--- BEGIN ---
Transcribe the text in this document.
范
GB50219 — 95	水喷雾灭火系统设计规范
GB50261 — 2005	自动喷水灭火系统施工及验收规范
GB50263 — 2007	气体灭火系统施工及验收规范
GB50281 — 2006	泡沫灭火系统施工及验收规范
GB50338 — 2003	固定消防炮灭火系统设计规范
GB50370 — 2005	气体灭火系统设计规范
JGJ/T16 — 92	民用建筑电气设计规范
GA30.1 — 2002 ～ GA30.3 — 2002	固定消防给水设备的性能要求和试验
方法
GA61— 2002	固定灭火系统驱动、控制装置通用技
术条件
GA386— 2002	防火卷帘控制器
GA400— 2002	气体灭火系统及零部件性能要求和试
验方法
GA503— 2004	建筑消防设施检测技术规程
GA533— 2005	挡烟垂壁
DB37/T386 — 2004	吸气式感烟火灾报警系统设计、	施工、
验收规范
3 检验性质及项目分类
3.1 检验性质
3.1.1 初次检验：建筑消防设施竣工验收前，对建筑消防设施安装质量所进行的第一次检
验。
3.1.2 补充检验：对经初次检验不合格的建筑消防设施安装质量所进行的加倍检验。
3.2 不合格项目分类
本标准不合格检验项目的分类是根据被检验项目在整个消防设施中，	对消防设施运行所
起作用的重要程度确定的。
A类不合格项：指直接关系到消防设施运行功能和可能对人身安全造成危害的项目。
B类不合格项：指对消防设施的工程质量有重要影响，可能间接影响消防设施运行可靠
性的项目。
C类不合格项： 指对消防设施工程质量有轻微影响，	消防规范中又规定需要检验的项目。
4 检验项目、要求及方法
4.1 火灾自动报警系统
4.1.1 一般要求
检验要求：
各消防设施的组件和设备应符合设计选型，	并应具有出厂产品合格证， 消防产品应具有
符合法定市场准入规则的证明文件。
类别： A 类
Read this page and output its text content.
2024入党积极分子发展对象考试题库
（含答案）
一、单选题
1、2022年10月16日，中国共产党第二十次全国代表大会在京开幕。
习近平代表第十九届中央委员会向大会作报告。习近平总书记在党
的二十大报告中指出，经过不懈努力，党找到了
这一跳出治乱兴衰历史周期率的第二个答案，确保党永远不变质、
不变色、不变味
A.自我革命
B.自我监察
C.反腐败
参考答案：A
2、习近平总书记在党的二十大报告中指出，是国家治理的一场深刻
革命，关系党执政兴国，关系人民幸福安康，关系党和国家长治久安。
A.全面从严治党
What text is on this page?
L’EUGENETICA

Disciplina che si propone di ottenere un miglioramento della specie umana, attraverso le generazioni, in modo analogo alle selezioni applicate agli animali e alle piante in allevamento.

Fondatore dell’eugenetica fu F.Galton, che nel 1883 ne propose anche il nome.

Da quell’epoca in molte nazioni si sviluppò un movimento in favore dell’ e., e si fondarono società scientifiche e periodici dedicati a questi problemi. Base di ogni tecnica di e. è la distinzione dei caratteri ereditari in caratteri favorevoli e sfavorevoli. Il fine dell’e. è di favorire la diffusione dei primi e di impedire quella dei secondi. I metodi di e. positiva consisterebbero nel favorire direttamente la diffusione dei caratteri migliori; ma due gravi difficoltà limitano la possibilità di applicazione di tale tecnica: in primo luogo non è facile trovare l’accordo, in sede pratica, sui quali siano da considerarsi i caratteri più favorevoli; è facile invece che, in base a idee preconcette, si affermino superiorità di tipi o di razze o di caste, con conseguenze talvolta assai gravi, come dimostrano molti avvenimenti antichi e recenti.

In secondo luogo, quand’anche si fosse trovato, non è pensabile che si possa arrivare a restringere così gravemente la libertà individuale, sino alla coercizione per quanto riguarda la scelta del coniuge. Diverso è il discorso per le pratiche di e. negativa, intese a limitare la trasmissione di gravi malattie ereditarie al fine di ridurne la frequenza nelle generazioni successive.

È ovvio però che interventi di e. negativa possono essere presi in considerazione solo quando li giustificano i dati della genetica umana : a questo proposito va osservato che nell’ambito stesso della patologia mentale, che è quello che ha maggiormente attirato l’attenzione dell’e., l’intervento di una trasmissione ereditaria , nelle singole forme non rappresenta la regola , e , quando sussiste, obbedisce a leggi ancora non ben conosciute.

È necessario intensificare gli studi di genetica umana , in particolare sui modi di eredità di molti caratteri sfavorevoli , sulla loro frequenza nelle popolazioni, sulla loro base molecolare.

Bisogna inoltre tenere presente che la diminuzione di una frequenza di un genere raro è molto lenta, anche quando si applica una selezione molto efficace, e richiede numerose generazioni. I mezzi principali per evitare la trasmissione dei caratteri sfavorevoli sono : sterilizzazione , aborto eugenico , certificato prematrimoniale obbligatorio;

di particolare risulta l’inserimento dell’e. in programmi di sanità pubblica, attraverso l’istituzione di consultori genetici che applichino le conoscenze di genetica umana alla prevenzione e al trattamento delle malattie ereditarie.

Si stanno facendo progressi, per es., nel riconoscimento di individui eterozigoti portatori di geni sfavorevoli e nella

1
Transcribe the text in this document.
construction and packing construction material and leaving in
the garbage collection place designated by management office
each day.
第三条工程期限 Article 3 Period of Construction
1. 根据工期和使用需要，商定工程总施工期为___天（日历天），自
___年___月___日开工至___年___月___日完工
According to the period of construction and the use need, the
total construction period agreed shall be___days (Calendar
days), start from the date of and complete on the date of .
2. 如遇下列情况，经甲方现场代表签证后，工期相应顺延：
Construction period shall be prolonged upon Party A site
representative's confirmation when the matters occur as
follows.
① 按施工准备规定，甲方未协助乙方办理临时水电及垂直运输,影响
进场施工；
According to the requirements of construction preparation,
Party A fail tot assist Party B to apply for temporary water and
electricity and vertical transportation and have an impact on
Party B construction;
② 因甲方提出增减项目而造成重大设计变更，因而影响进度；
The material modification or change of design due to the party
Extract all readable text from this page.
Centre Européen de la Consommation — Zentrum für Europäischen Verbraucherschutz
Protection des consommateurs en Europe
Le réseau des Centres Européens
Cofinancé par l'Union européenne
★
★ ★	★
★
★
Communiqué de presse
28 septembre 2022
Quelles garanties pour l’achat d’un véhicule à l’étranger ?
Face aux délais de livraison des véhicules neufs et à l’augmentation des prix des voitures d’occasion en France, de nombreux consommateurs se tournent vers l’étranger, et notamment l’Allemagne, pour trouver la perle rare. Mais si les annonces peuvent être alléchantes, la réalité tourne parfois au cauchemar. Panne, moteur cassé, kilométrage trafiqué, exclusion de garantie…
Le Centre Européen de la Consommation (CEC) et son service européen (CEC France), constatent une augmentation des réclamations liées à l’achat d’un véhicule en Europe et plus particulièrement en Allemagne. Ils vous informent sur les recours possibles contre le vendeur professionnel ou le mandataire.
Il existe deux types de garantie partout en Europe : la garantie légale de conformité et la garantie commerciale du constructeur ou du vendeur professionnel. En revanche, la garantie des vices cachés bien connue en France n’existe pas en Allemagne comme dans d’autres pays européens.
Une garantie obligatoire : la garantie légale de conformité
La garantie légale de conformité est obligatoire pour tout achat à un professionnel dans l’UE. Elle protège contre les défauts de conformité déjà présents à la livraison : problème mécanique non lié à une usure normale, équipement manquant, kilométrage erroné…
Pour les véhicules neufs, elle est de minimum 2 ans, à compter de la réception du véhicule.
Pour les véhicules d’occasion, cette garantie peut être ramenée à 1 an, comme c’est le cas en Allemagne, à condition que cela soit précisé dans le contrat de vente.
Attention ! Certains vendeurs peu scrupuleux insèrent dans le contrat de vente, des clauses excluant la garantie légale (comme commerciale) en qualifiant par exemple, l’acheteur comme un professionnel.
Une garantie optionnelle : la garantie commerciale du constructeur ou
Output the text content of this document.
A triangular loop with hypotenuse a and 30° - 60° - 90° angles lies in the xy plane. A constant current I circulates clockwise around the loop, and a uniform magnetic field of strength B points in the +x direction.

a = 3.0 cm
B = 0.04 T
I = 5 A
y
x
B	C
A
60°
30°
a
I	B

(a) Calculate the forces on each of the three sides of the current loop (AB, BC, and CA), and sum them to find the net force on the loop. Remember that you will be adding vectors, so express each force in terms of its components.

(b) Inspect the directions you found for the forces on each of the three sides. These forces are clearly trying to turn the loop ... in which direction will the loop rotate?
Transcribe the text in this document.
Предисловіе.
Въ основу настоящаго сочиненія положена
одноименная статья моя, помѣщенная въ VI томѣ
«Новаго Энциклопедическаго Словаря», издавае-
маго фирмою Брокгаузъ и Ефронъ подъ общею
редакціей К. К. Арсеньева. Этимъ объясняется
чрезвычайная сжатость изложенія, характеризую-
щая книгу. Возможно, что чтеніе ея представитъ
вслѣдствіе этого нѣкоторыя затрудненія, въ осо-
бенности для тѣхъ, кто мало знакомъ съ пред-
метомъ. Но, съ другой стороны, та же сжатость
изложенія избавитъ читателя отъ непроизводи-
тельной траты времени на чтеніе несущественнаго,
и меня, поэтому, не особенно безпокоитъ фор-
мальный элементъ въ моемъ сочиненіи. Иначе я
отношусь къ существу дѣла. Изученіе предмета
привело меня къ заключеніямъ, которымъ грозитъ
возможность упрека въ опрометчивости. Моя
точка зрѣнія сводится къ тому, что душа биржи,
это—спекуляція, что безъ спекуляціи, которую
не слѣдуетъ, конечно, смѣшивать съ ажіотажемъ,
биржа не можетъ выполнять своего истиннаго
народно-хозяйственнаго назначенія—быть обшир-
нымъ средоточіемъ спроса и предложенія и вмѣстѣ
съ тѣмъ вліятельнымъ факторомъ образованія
--- END ---
=== Task objective ===
Show every line of the records above that contains the word "this".

=== Output of the exercise ===
Transcribe the text in this document.
Read this page and output its text content.
What text is on this page?
Transcribe the text in this document.
Extract all readable text from this page.
Output the text content of this document.
Transcribe the text in this document.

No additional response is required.